• [Page text]
========================

Monday, August 1, 2011

Watermellon Salad with Cilantro and Feta

My watermellon vines are actually flowering this year!  I don't hold out much hope for actual fruit, but this is the first year I've gotten beyond the inch-high stage. I can take no credit, the ones I planted are still only inch-high; the flowering vine is a volunteer from the compost pile.  It's probably a distant relative to the beautiful yellow watermellon I got in my CSA share from Red Fire Farm last week.  And now I have another reason to love the seeds that come in those watermellons (the earlier reasons: fruit has seeds, and many childhood games involving spitting watermellon seeds, sticking watermellon seeds to foreheads...).  For the salad, you'll want to take out the seeds, but then throw them into the compost bin, or straight into a yard somewhere!

Watermellon is fantastic in any and everything, but the pairing with cilantro really makes this dish - I serve it as a light lunch or dinner, with sourdough walnut bread that I make from Nancy Silverton's LeBrea bread book

Watermellon Salad with Cilantro and Feta
serves 2-4 (depending on whether it's a main dish or a side)

1 head mild lettuce, washed and roughly torn
1 bunch cilantro, roughly chopped (I leave most of the stems on when I do this)
1/4 watermellon, seeded and chopped into 1/2" cubes
4-6 oz. crumbled feta cheese

dress with a balsamic vinaigrette.

========================

• [Information given]
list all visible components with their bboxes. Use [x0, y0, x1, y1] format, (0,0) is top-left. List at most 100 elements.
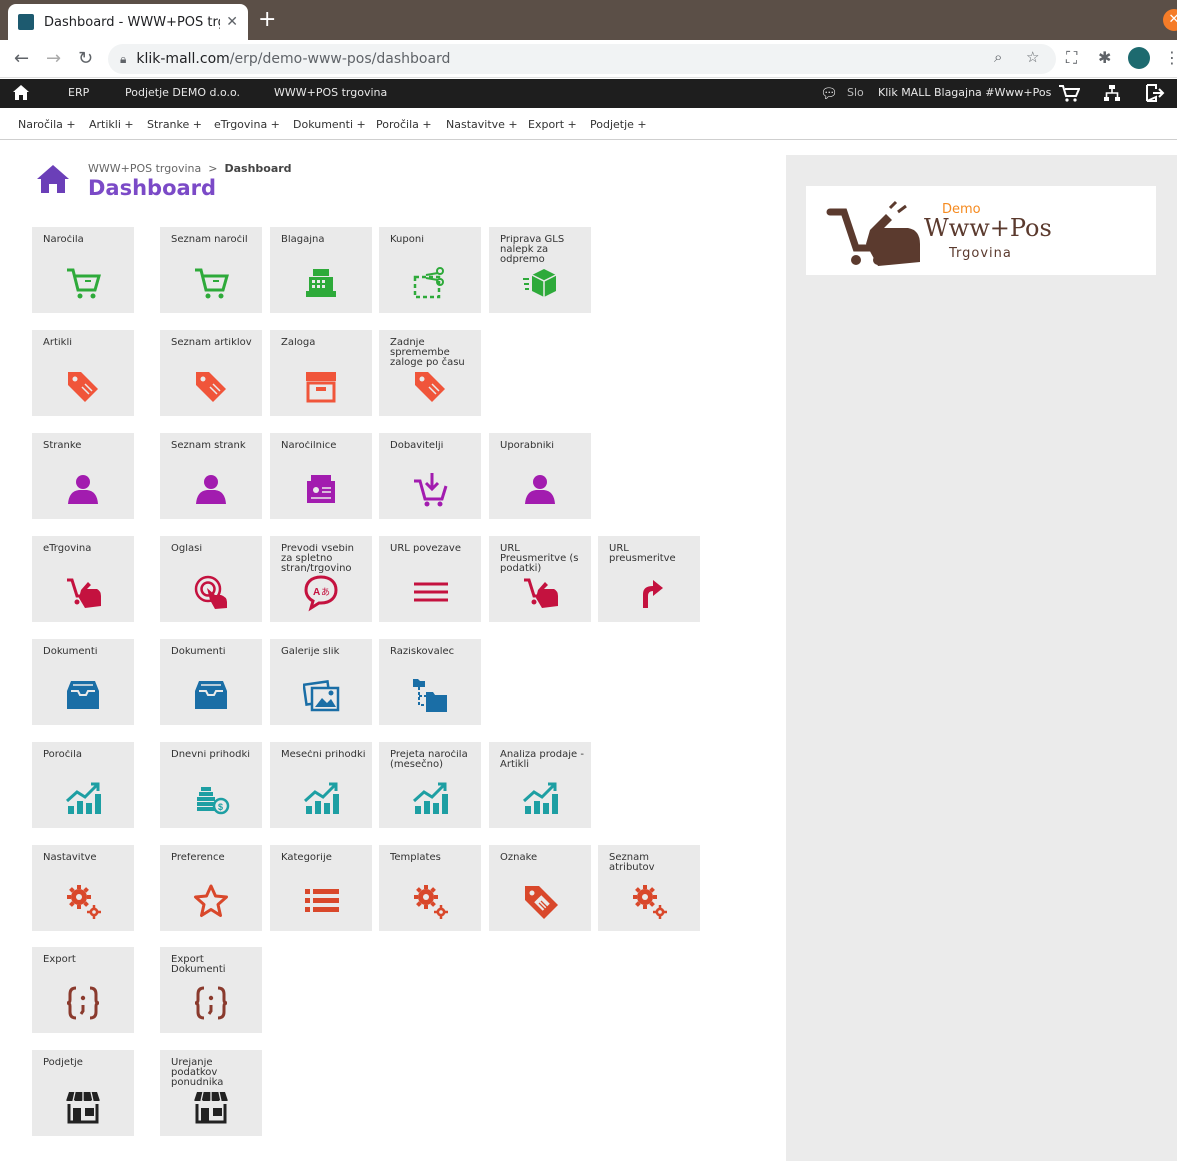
dashboard-tile[interactable]: Prejeta naročila (mesečno)	[379, 742, 481, 828]
company-link[interactable]: Podjetje DEMO d.o.o.	[125, 86, 240, 99]
dashboard-tile[interactable]: Prevodi vsebin za spletno stran/trgovino…	[270, 536, 372, 622]
dashboard-tile[interactable]: Dobavitelji	[379, 433, 481, 519]
sitemap-icon[interactable]	[1103, 84, 1121, 102]
language-label[interactable]: Slo	[847, 86, 864, 99]
tile-label: Prejeta naročila (mesečno)	[390, 750, 468, 770]
tag-icon	[196, 372, 226, 402]
logo-name: Www+Pos	[924, 214, 1052, 242]
dashboard-tile[interactable]: Dnevni prihodki $	[160, 742, 262, 828]
dashboard-home-icon	[37, 165, 69, 193]
window-close-icon[interactable]: ✕	[1163, 9, 1177, 31]
svg-text:A: A	[313, 587, 320, 598]
logout-icon[interactable]	[1145, 84, 1165, 102]
dashboard-tile[interactable]: Dokumenti	[32, 639, 134, 725]
dashboard-tile[interactable]: Export Dokumenti	[160, 947, 262, 1033]
dashboard-tile[interactable]: Mesečni prihodki	[270, 742, 372, 828]
menu-podjetje[interactable]: Podjetje +	[590, 118, 647, 131]
tile-label: Galerije slik	[281, 647, 340, 657]
dashboard-tile[interactable]: Naročila	[32, 227, 134, 313]
url-path: /erp/demo-www-pos/dashboard	[229, 51, 451, 67]
home-icon[interactable]	[12, 84, 30, 102]
dashboard-tile[interactable]: Podjetje	[32, 1050, 134, 1136]
dashboard-tile[interactable]: Seznam artiklov	[160, 330, 262, 416]
dashboard-tile[interactable]: Seznam naročil	[160, 227, 262, 313]
shop-hand-icon	[524, 578, 558, 608]
new-tab-button[interactable]: +	[258, 8, 276, 32]
supplier-cart-icon	[414, 473, 448, 507]
dashboard-tile[interactable]: Templates	[379, 845, 481, 931]
dashboard-tile[interactable]: URL preusmeritve	[598, 536, 700, 622]
browser-tab[interactable]: Dashboard - WWW+POS trgovina ✕	[8, 4, 248, 40]
dashboard-tile[interactable]: Preference	[160, 845, 262, 931]
dashboard-tile[interactable]: Zadnje spremembe zaloge po času	[379, 330, 481, 416]
tile-label: Poročila	[43, 750, 82, 760]
dashboard-tile[interactable]: Nastavitve	[32, 845, 134, 931]
dashboard-tile[interactable]: URL Preusmeritve (s podatki)	[489, 536, 591, 622]
menu-artikli[interactable]: Artikli +	[89, 118, 134, 131]
screenshot-icon[interactable]: ⛶	[1066, 48, 1077, 68]
logo-hand-cart-icon	[826, 200, 920, 266]
dashboard-tile[interactable]: Uporabniki	[489, 433, 591, 519]
menu-etrgovina[interactable]: eTrgovina +	[214, 118, 280, 131]
store-link[interactable]: WWW+POS trgovina	[274, 86, 387, 99]
zoom-icon[interactable]: ⌕	[994, 48, 1002, 66]
tile-label: Zadnje spremembe zaloge po času	[390, 338, 465, 368]
dashboard-tile[interactable]: Poročila	[32, 742, 134, 828]
menu-dokumenti[interactable]: Dokumenti +	[293, 118, 366, 131]
page-title: Dashboard	[88, 176, 217, 200]
user-icon	[196, 475, 226, 504]
chart-growth-icon	[65, 782, 101, 814]
back-arrow-icon[interactable]: ←	[14, 49, 29, 69]
dashboard-tile[interactable]: URL povezave	[379, 536, 481, 622]
dashboard-tile[interactable]: Raziskovalec	[379, 639, 481, 725]
tile-label: Uporabniki	[500, 441, 555, 451]
menu-porocila[interactable]: Poročila +	[376, 118, 432, 131]
dashboard-tile[interactable]: Export	[32, 947, 134, 1033]
erp-link[interactable]: ERP	[68, 86, 89, 99]
profile-avatar[interactable]	[1128, 47, 1150, 69]
label-tag-icon	[525, 886, 558, 919]
dashboard-tile[interactable]: Stranke	[32, 433, 134, 519]
register-link[interactable]: Klik MALL Blagajna #Www+Pos	[878, 86, 1051, 99]
address-bar[interactable]: 🔒︎ klik-mall.com/erp/demo-www-pos/dashbo…	[108, 44, 1056, 74]
menu-nastavitve[interactable]: Nastavitve +	[446, 118, 518, 131]
dashboard-tile[interactable]: Kategorije	[270, 845, 372, 931]
breadcrumb-current: Dashboard	[224, 162, 292, 175]
dashboard-tile[interactable]: Oglasi	[160, 536, 262, 622]
tile-label: URL povezave	[390, 544, 462, 554]
extensions-puzzle-icon[interactable]: ✱	[1098, 48, 1111, 67]
menu-narocila[interactable]: Naročila +	[18, 118, 76, 131]
dashboard-tile[interactable]: Zaloga	[270, 330, 372, 416]
tag-icon	[415, 372, 445, 402]
dashboard-tile[interactable]: Urejanje podatkov ponudnika	[160, 1050, 262, 1136]
browser-menu-icon[interactable]: ⋮	[1164, 48, 1177, 67]
tile-label: eTrgovina	[43, 544, 92, 554]
breadcrumb: WWW+POS trgovina > Dashboard	[88, 162, 292, 175]
gears-icon	[67, 885, 101, 919]
cart-icon[interactable]	[1058, 84, 1080, 102]
forward-arrow-icon[interactable]: →	[46, 49, 61, 69]
dashboard-tile[interactable]: Kuponi	[379, 227, 481, 313]
dashboard-tile[interactable]: Seznam strank	[160, 433, 262, 519]
language-chat-icon[interactable]: 💬︎	[820, 84, 838, 104]
dashboard-tile[interactable]: Artikli	[32, 330, 134, 416]
bookmark-star-icon[interactable]: ☆	[1026, 48, 1039, 66]
menu-export[interactable]: Export +	[528, 118, 577, 131]
tile-label: Seznam naročil	[171, 235, 248, 245]
tile-label: Podjetje	[43, 1058, 83, 1068]
dashboard-tile[interactable]: Naročilnice	[270, 433, 372, 519]
dashboard-tile[interactable]: Priprava GLS nalepk za odpremo	[489, 227, 591, 313]
dashboard-tile[interactable]: Seznam atributov	[598, 845, 700, 931]
dashboard-tile[interactable]: eTrgovina	[32, 536, 134, 622]
tile-label: Analiza prodaje - Artikli	[500, 750, 584, 770]
dashboard-tile[interactable]: Galerije slik	[270, 639, 372, 725]
reload-icon[interactable]: ↻	[78, 49, 93, 69]
target-hand-icon	[194, 575, 227, 609]
dashboard-tile[interactable]: Oznake	[489, 845, 591, 931]
menu-stranke[interactable]: Stranke +	[147, 118, 202, 131]
dashboard-tile[interactable]: Blagajna	[270, 227, 372, 313]
tab-close-icon[interactable]: ✕	[226, 14, 238, 30]
dashboard-tile[interactable]: Dokumenti	[160, 639, 262, 725]
dashboard-tile[interactable]: Analiza prodaje - Artikli	[489, 742, 591, 828]
breadcrumb-parent[interactable]: WWW+POS trgovina	[88, 162, 201, 175]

========================

• [What needs to be done] Write out the passage of the watermelon salad text from "Watermellon is fantastic" to "when I do this)", keeping every word and mark as it appears.

• [Written response]
Watermellon is fantastic in any and everything, but the pairing with cilantro really makes this dish - I serve it as a light lunch or dinner, with sourdough walnut bread that I make from Nancy Silverton's LeBrea bread book

Watermellon Salad with Cilantro and Feta
serves 2-4 (depending on whether it's a main dish or a side)

1 head mild lettuce, washed and roughly torn
1 bunch cilantro, roughly chopped (I leave most of the stems on when I do this)